## Do this
Could you transcribe the material below exactly, without leaving out a single line?

◆ ◆ ◆

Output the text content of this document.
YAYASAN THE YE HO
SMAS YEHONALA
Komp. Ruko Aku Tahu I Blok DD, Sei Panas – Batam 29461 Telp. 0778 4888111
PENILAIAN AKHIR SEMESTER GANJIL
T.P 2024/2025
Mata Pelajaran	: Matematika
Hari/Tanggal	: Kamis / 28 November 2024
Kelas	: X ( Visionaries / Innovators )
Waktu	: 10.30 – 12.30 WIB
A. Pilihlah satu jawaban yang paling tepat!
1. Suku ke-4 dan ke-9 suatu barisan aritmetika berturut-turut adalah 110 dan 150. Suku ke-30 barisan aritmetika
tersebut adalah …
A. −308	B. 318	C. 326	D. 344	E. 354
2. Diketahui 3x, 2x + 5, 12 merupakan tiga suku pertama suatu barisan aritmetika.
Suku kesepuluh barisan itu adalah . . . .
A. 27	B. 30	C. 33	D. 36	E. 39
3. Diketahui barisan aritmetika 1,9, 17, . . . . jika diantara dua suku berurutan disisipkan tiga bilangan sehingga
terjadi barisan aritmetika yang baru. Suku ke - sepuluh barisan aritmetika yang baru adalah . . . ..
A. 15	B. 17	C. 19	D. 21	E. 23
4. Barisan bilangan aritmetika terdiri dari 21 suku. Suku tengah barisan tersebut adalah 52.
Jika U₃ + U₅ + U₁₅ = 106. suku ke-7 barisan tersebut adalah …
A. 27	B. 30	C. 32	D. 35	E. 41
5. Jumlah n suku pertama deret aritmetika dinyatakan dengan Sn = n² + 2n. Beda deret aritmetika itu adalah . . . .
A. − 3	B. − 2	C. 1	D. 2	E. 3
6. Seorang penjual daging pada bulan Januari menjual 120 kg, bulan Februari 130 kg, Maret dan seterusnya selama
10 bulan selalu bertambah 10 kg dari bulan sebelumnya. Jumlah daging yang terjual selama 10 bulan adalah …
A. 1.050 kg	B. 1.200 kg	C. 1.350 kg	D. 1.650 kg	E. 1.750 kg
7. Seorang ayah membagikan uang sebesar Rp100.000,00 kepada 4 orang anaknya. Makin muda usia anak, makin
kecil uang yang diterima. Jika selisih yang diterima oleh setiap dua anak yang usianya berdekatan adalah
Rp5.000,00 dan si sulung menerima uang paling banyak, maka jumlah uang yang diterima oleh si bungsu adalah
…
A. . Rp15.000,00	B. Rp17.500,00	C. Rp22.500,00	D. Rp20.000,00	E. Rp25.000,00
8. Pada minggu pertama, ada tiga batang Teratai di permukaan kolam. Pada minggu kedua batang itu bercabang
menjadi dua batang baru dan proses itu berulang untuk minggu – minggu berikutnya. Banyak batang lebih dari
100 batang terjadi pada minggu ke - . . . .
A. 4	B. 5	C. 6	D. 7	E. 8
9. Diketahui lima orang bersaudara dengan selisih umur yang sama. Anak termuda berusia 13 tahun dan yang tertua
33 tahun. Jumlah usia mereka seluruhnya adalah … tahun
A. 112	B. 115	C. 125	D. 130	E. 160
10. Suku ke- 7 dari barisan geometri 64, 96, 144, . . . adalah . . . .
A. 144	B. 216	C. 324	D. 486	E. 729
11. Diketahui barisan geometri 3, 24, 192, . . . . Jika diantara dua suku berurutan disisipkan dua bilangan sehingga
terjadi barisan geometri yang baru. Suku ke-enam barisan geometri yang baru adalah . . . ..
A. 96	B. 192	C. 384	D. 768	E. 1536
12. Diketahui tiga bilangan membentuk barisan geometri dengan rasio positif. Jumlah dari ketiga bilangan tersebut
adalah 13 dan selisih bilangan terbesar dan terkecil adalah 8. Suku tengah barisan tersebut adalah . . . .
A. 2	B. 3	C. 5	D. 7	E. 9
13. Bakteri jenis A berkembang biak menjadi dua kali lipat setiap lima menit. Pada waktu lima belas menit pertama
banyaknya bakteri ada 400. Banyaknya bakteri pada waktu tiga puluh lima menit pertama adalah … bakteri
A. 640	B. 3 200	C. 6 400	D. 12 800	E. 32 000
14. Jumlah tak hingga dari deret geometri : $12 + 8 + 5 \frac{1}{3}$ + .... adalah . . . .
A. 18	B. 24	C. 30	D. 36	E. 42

◆ ◆ ◆

## Correct output
Output the text content of this document.
YAYASAN THE YE HO
SMAS YEHONALA
Komp. Ruko Aku Tahu I Blok DD, Sei Panas – Batam 29461 Telp. 0778 4888111
PENILAIAN AKHIR SEMESTER GANJIL
T.P 2024/2025
Mata Pelajaran	: Matematika
Hari/Tanggal	: Kamis / 28 November 2024
Kelas	: X ( Visionaries / Innovators )
Waktu	: 10.30 – 12.30 WIB
A. Pilihlah satu jawaban yang paling tepat!
1. Suku ke-4 dan ke-9 suatu barisan aritmetika berturut-turut adalah 110 dan 150. Suku ke-30 barisan aritmetika
tersebut adalah …
A. −308	B. 318	C. 326	D. 344	E. 354
2. Diketahui 3x, 2x + 5, 12 merupakan tiga suku pertama suatu barisan aritmetika.
Suku kesepuluh barisan itu adalah . . . .
A. 27	B. 30	C. 33	D. 36	E. 39
3. Diketahui barisan aritmetika 1,9, 17, . . . . jika diantara dua suku berurutan disisipkan tiga bilangan sehingga
terjadi barisan aritmetika yang baru. Suku ke - sepuluh barisan aritmetika yang baru adalah . . . ..
A. 15	B. 17	C. 19	D. 21	E. 23
4. Barisan bilangan aritmetika terdiri dari 21 suku. Suku tengah barisan tersebut adalah 52.
Jika U₃ + U₅ + U₁₅ = 106. suku ke-7 barisan tersebut adalah …
A. 27	B. 30	C. 32	D. 35	E. 41
5. Jumlah n suku pertama deret aritmetika dinyatakan dengan Sn = n² + 2n. Beda deret aritmetika itu adalah . . . .
A. − 3	B. − 2	C. 1	D. 2	E. 3
6. Seorang penjual daging pada bulan Januari menjual 120 kg, bulan Februari 130 kg, Maret dan seterusnya selama
10 bulan selalu bertambah 10 kg dari bulan sebelumnya. Jumlah daging yang terjual selama 10 bulan adalah …
A. 1.050 kg	B. 1.200 kg	C. 1.350 kg	D. 1.650 kg	E. 1.750 kg
7. Seorang ayah membagikan uang sebesar Rp100.000,00 kepada 4 orang anaknya. Makin muda usia anak, makin
kecil uang yang diterima. Jika selisih yang diterima oleh setiap dua anak yang usianya berdekatan adalah
Rp5.000,00 dan si sulung menerima uang paling banyak, maka jumlah uang yang diterima oleh si bungsu adalah
…
A. . Rp15.000,00	B. Rp17.500,00	C. Rp22.500,00	D. Rp20.000,00	E. Rp25.000,00
8. Pada minggu pertama, ada tiga batang Teratai di permukaan kolam. Pada minggu kedua batang itu bercabang
menjadi dua batang baru dan proses itu berulang untuk minggu – minggu berikutnya. Banyak batang lebih dari
100 batang terjadi pada minggu ke - . . . .
A. 4	B. 5	C. 6	D. 7	E. 8
9. Diketahui lima orang bersaudara dengan selisih umur yang sama. Anak termuda berusia 13 tahun dan yang tertua
33 tahun. Jumlah usia mereka seluruhnya adalah … tahun
A. 112	B. 115	C. 125	D. 130	E. 160
10. Suku ke- 7 dari barisan geometri 64, 96, 144, . . . adalah . . . .
A. 144	B. 216	C. 324	D. 486	E. 729
11. Diketahui barisan geometri 3, 24, 192, . . . . Jika diantara dua suku berurutan disisipkan dua bilangan sehingga
terjadi barisan geometri yang baru. Suku ke-enam barisan geometri yang baru adalah . . . ..
A. 96	B. 192	C. 384	D. 768	E. 1536
12. Diketahui tiga bilangan membentuk barisan geometri dengan rasio positif. Jumlah dari ketiga bilangan tersebut
adalah 13 dan selisih bilangan terbesar dan terkecil adalah 8. Suku tengah barisan tersebut adalah . . . .
A. 2	B. 3	C. 5	D. 7	E. 9
13. Bakteri jenis A berkembang biak menjadi dua kali lipat setiap lima menit. Pada waktu lima belas menit pertama
banyaknya bakteri ada 400. Banyaknya bakteri pada waktu tiga puluh lima menit pertama adalah … bakteri
A. 640	B. 3 200	C. 6 400	D. 12 800	E. 32 000
14. Jumlah tak hingga dari deret geometri : $12 + 8 + 5 \frac{1}{3}$ + .... adalah . . . .
A. 18	B. 24	C. 30	D. 36	E. 42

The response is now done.